= Entries =
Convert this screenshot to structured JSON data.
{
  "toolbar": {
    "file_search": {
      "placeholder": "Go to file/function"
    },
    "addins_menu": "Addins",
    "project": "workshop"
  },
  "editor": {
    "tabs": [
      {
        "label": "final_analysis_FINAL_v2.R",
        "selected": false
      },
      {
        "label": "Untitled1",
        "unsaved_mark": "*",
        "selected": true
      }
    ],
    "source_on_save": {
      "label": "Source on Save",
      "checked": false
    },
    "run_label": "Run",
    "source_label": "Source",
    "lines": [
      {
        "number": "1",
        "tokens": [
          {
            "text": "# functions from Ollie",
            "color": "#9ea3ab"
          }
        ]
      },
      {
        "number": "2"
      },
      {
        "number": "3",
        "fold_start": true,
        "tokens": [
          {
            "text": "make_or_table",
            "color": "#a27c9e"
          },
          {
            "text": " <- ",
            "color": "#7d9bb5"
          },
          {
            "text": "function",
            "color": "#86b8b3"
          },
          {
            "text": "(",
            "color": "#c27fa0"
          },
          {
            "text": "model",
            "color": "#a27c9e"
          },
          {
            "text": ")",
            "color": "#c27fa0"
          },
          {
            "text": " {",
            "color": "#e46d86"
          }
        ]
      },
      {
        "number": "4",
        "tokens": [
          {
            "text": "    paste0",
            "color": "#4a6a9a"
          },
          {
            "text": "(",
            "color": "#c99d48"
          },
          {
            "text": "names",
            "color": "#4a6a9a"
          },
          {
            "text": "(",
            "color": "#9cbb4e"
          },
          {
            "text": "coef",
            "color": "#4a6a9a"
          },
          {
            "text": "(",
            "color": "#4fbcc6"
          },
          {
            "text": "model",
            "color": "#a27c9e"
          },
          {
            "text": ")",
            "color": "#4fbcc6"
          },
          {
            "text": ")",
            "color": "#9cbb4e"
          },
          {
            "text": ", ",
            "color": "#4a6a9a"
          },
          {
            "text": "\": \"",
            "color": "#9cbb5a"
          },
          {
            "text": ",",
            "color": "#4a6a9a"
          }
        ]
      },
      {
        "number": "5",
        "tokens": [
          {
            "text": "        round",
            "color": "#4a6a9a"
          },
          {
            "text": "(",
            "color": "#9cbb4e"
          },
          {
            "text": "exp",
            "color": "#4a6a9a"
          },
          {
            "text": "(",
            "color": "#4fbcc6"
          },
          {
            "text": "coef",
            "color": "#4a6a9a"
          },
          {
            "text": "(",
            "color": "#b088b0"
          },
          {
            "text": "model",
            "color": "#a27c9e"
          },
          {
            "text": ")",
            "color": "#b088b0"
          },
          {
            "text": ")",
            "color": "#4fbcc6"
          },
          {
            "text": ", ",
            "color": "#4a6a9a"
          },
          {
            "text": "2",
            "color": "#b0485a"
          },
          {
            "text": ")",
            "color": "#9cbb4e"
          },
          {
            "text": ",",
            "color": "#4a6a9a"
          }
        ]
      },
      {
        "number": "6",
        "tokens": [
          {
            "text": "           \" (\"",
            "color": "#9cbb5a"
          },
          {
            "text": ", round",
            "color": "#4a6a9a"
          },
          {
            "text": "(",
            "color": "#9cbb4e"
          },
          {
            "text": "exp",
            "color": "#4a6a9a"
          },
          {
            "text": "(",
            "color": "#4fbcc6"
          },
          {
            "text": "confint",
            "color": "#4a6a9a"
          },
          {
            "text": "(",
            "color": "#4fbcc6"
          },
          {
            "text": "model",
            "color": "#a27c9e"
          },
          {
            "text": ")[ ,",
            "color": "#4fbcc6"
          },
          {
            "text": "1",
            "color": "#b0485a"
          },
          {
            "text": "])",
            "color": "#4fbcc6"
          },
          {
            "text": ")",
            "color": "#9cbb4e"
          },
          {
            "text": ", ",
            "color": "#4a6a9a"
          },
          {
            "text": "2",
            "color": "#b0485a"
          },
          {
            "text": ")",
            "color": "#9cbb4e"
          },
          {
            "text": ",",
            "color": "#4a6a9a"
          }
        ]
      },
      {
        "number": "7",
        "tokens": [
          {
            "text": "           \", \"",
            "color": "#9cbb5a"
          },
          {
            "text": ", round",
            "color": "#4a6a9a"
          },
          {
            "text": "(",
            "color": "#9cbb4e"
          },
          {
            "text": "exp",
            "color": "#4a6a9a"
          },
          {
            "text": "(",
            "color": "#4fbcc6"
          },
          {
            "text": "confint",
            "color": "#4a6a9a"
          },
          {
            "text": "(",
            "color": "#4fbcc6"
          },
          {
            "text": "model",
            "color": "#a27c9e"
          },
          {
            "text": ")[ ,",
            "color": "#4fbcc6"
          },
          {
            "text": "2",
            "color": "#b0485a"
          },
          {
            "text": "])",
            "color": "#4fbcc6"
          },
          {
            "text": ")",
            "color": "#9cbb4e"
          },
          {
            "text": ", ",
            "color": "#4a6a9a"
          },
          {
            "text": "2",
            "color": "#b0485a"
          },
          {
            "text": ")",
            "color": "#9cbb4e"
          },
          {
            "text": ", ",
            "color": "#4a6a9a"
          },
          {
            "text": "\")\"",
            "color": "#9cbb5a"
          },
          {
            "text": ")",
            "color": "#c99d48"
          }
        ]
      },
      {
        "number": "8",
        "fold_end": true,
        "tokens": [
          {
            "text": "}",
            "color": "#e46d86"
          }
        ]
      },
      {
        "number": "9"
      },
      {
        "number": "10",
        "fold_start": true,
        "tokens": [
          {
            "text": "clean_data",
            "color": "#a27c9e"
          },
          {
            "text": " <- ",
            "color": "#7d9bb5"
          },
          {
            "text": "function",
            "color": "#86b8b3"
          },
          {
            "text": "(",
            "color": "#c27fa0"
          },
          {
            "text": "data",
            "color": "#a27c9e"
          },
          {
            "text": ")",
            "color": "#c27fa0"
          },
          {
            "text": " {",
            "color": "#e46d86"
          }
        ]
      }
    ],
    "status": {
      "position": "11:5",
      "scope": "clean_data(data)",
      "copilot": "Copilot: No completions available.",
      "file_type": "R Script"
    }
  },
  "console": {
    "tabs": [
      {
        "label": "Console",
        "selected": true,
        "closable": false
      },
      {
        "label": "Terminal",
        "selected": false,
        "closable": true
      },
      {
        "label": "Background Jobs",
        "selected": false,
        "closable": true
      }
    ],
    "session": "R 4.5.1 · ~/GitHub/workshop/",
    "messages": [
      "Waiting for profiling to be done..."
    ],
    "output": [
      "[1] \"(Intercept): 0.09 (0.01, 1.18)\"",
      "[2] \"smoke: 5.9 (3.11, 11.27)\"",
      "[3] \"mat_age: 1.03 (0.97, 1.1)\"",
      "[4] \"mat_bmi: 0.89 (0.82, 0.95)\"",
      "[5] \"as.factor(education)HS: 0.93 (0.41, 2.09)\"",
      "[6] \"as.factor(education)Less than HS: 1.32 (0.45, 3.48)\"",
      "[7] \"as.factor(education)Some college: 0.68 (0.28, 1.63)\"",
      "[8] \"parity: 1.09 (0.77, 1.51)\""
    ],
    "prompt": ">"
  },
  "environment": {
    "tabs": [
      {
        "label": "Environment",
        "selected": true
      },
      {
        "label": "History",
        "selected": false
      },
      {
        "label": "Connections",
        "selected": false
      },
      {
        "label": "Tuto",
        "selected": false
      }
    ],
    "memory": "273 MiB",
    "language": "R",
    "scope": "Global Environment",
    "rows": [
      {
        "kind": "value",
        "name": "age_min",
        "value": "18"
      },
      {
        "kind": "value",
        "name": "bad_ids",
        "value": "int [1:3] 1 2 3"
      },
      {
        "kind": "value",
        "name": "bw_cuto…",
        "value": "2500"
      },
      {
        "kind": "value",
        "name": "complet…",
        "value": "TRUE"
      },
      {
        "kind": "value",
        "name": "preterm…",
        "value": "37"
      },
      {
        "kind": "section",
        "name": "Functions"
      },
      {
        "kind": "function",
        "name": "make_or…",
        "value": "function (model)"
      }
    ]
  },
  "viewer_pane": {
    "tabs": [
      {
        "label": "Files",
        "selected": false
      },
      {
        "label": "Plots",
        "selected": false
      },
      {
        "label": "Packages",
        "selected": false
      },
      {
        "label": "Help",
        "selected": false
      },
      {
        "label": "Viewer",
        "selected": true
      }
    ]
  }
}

= What needs to be done =
Show all lines from the data above in which the word "scope" appears.

= The response =
      "scope": "clean_data(data)",
    "scope": "Global Environment",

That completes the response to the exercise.